Required task
Retype every entry in its entirety, without alteration.
[Begin Input data]
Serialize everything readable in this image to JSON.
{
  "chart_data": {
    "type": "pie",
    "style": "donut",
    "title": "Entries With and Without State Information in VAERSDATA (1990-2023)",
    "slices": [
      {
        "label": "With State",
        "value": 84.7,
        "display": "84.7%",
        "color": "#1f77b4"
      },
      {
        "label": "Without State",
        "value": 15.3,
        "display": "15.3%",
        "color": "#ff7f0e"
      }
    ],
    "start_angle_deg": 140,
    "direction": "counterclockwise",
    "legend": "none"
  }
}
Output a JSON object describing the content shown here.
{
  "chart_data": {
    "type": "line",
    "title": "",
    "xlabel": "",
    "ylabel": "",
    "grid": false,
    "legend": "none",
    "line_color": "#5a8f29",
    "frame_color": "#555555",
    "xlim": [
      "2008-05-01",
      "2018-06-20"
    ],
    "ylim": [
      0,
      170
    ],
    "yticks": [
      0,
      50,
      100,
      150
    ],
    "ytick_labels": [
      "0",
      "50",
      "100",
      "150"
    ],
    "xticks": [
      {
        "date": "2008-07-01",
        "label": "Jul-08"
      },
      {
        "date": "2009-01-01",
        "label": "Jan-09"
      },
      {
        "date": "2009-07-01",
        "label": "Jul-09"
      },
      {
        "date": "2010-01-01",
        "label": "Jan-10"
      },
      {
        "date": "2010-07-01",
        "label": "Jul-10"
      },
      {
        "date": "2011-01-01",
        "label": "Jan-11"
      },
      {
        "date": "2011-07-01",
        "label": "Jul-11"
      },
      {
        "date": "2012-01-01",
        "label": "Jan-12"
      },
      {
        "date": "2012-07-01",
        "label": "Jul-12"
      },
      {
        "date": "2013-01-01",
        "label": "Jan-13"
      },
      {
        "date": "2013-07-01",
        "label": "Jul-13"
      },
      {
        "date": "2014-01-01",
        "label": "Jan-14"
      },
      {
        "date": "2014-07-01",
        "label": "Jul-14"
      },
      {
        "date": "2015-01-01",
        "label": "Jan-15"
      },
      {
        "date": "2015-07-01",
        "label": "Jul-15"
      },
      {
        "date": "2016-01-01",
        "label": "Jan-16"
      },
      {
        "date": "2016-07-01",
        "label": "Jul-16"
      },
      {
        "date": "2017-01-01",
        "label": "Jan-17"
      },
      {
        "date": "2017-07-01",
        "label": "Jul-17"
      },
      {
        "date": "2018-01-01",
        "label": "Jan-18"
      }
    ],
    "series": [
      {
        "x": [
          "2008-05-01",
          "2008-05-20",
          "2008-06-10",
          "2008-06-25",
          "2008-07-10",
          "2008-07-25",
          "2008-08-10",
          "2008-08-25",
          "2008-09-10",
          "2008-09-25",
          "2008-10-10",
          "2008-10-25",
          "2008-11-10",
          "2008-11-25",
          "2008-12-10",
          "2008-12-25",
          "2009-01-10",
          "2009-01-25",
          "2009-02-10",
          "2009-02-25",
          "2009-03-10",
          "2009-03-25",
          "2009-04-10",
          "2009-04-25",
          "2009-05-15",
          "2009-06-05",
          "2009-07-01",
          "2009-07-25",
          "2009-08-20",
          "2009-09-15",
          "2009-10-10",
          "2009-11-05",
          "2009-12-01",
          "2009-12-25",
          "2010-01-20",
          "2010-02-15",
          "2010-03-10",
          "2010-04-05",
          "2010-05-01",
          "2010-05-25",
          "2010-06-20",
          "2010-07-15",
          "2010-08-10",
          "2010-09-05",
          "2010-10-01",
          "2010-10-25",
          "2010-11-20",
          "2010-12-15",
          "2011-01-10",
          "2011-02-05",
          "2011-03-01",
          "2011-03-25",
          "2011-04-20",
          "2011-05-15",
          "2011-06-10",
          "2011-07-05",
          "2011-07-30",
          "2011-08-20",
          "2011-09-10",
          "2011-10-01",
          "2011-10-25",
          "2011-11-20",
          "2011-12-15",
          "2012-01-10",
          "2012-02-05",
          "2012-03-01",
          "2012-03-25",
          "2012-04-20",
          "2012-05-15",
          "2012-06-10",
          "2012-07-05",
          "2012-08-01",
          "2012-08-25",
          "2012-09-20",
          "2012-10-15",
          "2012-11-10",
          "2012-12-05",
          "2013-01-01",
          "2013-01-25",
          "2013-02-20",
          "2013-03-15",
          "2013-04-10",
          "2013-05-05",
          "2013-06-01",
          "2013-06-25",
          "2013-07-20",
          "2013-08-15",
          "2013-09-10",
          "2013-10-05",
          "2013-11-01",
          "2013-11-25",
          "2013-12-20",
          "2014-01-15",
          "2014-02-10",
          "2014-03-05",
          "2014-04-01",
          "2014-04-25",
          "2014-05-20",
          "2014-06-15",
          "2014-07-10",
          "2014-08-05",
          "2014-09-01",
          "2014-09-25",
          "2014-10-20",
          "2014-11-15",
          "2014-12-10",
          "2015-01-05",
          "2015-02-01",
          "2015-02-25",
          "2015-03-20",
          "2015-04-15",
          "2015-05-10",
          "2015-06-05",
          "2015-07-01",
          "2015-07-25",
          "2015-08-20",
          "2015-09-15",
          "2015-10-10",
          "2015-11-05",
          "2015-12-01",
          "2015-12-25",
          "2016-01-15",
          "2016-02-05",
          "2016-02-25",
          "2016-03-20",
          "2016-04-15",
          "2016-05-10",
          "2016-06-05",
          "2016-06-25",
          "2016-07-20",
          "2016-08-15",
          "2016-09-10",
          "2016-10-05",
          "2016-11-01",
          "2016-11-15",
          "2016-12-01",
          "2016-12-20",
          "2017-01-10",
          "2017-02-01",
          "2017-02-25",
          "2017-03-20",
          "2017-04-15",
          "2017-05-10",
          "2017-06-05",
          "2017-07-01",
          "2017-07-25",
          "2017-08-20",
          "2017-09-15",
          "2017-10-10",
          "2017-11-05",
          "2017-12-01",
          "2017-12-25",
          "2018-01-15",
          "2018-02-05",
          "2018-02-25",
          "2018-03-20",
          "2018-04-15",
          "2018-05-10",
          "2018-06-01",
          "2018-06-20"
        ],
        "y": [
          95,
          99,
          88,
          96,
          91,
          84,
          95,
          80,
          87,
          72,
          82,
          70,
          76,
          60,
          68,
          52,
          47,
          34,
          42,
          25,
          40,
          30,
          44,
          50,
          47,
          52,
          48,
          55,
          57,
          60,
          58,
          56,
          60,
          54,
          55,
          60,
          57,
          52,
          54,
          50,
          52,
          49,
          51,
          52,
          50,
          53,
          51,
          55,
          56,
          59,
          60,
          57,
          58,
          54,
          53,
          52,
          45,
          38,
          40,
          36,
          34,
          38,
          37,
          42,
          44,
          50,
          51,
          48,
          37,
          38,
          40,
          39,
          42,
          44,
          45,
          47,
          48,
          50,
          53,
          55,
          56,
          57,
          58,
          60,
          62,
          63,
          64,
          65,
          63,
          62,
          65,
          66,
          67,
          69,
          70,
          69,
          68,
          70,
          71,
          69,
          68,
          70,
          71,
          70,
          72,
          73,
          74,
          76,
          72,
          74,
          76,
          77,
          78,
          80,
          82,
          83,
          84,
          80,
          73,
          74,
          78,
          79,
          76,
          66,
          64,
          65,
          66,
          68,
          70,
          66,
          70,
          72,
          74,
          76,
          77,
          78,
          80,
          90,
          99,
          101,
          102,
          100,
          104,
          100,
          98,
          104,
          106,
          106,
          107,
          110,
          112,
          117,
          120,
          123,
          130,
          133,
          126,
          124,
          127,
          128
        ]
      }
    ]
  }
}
[End Input data]
Complete answer
Serialize everything readable in this image to JSON.
{
  "chart_data": {
    "type": "pie",
    "style": "donut",
    "title": "Entries With and Without State Information in VAERSDATA (1990-2023)",
    "slices": [
      {
        "label": "With State",
        "value": 84.7,
        "display": "84.7%",
        "color": "#1f77b4"
      },
      {
        "label": "Without State",
        "value": 15.3,
        "display": "15.3%",
        "color": "#ff7f0e"
      }
    ],
    "start_angle_deg": 140,
    "direction": "counterclockwise",
    "legend": "none"
  }
}
Output a JSON object describing the content shown here.
{
  "chart_data": {
    "type": "line",
    "title": "",
    "xlabel": "",
    "ylabel": "",
    "grid": false,
    "legend": "none",
    "line_color": "#5a8f29",
    "frame_color": "#555555",
    "xlim": [
      "2008-05-01",
      "2018-06-20"
    ],
    "ylim": [
      0,
      170
    ],
    "yticks": [
      0,
      50,
      100,
      150
    ],
    "ytick_labels": [
      "0",
      "50",
      "100",
      "150"
    ],
    "xticks": [
      {
        "date": "2008-07-01",
        "label": "Jul-08"
      },
      {
        "date": "2009-01-01",
        "label": "Jan-09"
      },
      {
        "date": "2009-07-01",
        "label": "Jul-09"
      },
      {
        "date": "2010-01-01",
        "label": "Jan-10"
      },
      {
        "date": "2010-07-01",
        "label": "Jul-10"
      },
      {
        "date": "2011-01-01",
        "label": "Jan-11"
      },
      {
        "date": "2011-07-01",
        "label": "Jul-11"
      },
      {
        "date": "2012-01-01",
        "label": "Jan-12"
      },
      {
        "date": "2012-07-01",
        "label": "Jul-12"
      },
      {
        "date": "2013-01-01",
        "label": "Jan-13"
      },
      {
        "date": "2013-07-01",
        "label": "Jul-13"
      },
      {
        "date": "2014-01-01",
        "label": "Jan-14"
      },
      {
        "date": "2014-07-01",
        "label": "Jul-14"
      },
      {
        "date": "2015-01-01",
        "label": "Jan-15"
      },
      {
        "date": "2015-07-01",
        "label": "Jul-15"
      },
      {
        "date": "2016-01-01",
        "label": "Jan-16"
      },
      {
        "date": "2016-07-01",
        "label": "Jul-16"
      },
      {
        "date": "2017-01-01",
        "label": "Jan-17"
      },
      {
        "date": "2017-07-01",
        "label": "Jul-17"
      },
      {
        "date": "2018-01-01",
        "label": "Jan-18"
      }
    ],
    "series": [
      {
        "x": [
          "2008-05-01",
          "2008-05-20",
          "2008-06-10",
          "2008-06-25",
          "2008-07-10",
          "2008-07-25",
          "2008-08-10",
          "2008-08-25",
          "2008-09-10",
          "2008-09-25",
          "2008-10-10",
          "2008-10-25",
          "2008-11-10",
          "2008-11-25",
          "2008-12-10",
          "2008-12-25",
          "2009-01-10",
          "2009-01-25",
          "2009-02-10",
          "2009-02-25",
          "2009-03-10",
          "2009-03-25",
          "2009-04-10",
          "2009-04-25",
          "2009-05-15",
          "2009-06-05",
          "2009-07-01",
          "2009-07-25",
          "2009-08-20",
          "2009-09-15",
          "2009-10-10",
          "2009-11-05",
          "2009-12-01",
          "2009-12-25",
          "2010-01-20",
          "2010-02-15",
          "2010-03-10",
          "2010-04-05",
          "2010-05-01",
          "2010-05-25",
          "2010-06-20",
          "2010-07-15",
          "2010-08-10",
          "2010-09-05",
          "2010-10-01",
          "2010-10-25",
          "2010-11-20",
          "2010-12-15",
          "2011-01-10",
          "2011-02-05",
          "2011-03-01",
          "2011-03-25",
          "2011-04-20",
          "2011-05-15",
          "2011-06-10",
          "2011-07-05",
          "2011-07-30",
          "2011-08-20",
          "2011-09-10",
          "2011-10-01",
          "2011-10-25",
          "2011-11-20",
          "2011-12-15",
          "2012-01-10",
          "2012-02-05",
          "2012-03-01",
          "2012-03-25",
          "2012-04-20",
          "2012-05-15",
          "2012-06-10",
          "2012-07-05",
          "2012-08-01",
          "2012-08-25",
          "2012-09-20",
          "2012-10-15",
          "2012-11-10",
          "2012-12-05",
          "2013-01-01",
          "2013-01-25",
          "2013-02-20",
          "2013-03-15",
          "2013-04-10",
          "2013-05-05",
          "2013-06-01",
          "2013-06-25",
          "2013-07-20",
          "2013-08-15",
          "2013-09-10",
          "2013-10-05",
          "2013-11-01",
          "2013-11-25",
          "2013-12-20",
          "2014-01-15",
          "2014-02-10",
          "2014-03-05",
          "2014-04-01",
          "2014-04-25",
          "2014-05-20",
          "2014-06-15",
          "2014-07-10",
          "2014-08-05",
          "2014-09-01",
          "2014-09-25",
          "2014-10-20",
          "2014-11-15",
          "2014-12-10",
          "2015-01-05",
          "2015-02-01",
          "2015-02-25",
          "2015-03-20",
          "2015-04-15",
          "2015-05-10",
          "2015-06-05",
          "2015-07-01",
          "2015-07-25",
          "2015-08-20",
          "2015-09-15",
          "2015-10-10",
          "2015-11-05",
          "2015-12-01",
          "2015-12-25",
          "2016-01-15",
          "2016-02-05",
          "2016-02-25",
          "2016-03-20",
          "2016-04-15",
          "2016-05-10",
          "2016-06-05",
          "2016-06-25",
          "2016-07-20",
          "2016-08-15",
          "2016-09-10",
          "2016-10-05",
          "2016-11-01",
          "2016-11-15",
          "2016-12-01",
          "2016-12-20",
          "2017-01-10",
          "2017-02-01",
          "2017-02-25",
          "2017-03-20",
          "2017-04-15",
          "2017-05-10",
          "2017-06-05",
          "2017-07-01",
          "2017-07-25",
          "2017-08-20",
          "2017-09-15",
          "2017-10-10",
          "2017-11-05",
          "2017-12-01",
          "2017-12-25",
          "2018-01-15",
          "2018-02-05",
          "2018-02-25",
          "2018-03-20",
          "2018-04-15",
          "2018-05-10",
          "2018-06-01",
          "2018-06-20"
        ],
        "y": [
          95,
          99,
          88,
          96,
          91,
          84,
          95,
          80,
          87,
          72,
          82,
          70,
          76,
          60,
          68,
          52,
          47,
          34,
          42,
          25,
          40,
          30,
          44,
          50,
          47,
          52,
          48,
          55,
          57,
          60,
          58,
          56,
          60,
          54,
          55,
          60,
          57,
          52,
          54,
          50,
          52,
          49,
          51,
          52,
          50,
          53,
          51,
          55,
          56,
          59,
          60,
          57,
          58,
          54,
          53,
          52,
          45,
          38,
          40,
          36,
          34,
          38,
          37,
          42,
          44,
          50,
          51,
          48,
          37,
          38,
          40,
          39,
          42,
          44,
          45,
          47,
          48,
          50,
          53,
          55,
          56,
          57,
          58,
          60,
          62,
          63,
          64,
          65,
          63,
          62,
          65,
          66,
          67,
          69,
          70,
          69,
          68,
          70,
          71,
          69,
          68,
          70,
          71,
          70,
          72,
          73,
          74,
          76,
          72,
          74,
          76,
          77,
          78,
          80,
          82,
          83,
          84,
          80,
          73,
          74,
          78,
          79,
          76,
          66,
          64,
          65,
          66,
          68,
          70,
          66,
          70,
          72,
          74,
          76,
          77,
          78,
          80,
          90,
          99,
          101,
          102,
          100,
          104,
          100,
          98,
          104,
          106,
          106,
          107,
          110,
          112,
          117,
          120,
          123,
          130,
          133,
          126,
          124,
          127,
          128
        ]
      }
    ]
  }
}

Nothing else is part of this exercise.